◆ Task ◆
Say how many lines contain the word "Anne" and give no other text.

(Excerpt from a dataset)
- - - -
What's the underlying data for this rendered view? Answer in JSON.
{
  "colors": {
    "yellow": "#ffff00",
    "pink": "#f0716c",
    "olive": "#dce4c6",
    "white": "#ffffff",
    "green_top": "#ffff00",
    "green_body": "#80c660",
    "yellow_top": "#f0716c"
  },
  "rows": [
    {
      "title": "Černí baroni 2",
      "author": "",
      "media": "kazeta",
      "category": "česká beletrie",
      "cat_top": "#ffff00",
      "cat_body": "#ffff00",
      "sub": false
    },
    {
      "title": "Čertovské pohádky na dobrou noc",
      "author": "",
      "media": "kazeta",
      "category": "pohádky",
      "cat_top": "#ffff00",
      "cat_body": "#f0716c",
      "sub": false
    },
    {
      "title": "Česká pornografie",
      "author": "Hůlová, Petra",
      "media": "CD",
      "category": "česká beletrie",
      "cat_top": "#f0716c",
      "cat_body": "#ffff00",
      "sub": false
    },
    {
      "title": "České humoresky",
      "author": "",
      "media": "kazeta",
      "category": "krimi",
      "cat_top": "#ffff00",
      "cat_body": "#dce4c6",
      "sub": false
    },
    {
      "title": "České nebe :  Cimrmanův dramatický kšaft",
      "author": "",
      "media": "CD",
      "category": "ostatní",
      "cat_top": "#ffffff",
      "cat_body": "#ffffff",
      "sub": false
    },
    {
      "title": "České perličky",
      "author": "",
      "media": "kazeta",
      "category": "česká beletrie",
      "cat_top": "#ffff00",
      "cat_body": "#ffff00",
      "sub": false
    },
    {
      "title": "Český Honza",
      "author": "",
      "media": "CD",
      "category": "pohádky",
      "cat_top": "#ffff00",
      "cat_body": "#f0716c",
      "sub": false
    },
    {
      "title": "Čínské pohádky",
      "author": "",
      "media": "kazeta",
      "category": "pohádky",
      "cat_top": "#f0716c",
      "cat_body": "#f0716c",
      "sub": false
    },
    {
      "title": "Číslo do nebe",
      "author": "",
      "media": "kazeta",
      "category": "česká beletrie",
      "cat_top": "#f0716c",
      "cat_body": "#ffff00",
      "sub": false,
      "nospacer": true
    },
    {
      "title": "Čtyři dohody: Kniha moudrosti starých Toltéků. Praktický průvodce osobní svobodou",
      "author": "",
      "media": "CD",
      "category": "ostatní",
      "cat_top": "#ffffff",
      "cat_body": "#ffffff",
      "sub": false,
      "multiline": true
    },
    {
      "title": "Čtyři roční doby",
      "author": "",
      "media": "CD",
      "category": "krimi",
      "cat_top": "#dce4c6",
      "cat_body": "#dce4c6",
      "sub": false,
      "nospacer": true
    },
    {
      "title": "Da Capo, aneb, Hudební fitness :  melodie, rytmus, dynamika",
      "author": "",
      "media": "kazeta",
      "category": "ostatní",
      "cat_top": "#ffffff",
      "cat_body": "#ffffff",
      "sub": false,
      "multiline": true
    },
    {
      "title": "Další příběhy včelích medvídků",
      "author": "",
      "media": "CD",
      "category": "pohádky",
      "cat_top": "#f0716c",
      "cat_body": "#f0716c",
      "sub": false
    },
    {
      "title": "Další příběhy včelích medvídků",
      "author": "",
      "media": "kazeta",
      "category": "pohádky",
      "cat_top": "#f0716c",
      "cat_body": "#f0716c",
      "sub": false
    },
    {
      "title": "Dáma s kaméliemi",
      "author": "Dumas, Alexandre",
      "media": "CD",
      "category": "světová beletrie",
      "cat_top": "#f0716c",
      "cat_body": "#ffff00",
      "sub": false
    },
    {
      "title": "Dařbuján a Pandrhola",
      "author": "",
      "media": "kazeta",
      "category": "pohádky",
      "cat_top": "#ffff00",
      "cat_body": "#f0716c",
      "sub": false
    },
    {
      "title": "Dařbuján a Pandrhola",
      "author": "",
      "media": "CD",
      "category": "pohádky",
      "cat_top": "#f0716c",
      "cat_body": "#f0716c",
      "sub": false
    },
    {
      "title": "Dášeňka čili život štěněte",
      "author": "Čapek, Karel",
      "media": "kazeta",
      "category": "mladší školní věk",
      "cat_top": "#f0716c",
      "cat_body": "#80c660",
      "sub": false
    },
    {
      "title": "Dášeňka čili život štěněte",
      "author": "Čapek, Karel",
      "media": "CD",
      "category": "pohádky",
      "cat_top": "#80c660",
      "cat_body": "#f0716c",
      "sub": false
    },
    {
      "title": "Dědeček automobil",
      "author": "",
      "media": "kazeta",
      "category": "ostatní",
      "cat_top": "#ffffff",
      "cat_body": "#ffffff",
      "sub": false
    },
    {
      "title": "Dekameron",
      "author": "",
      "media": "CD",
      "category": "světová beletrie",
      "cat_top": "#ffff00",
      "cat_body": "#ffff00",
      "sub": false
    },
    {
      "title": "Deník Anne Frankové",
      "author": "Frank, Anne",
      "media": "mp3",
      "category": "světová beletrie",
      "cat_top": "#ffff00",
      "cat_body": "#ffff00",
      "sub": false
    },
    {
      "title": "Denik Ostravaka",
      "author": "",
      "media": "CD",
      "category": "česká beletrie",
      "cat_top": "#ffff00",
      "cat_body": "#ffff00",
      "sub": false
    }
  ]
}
- - - -
◆ Written reply ◆
2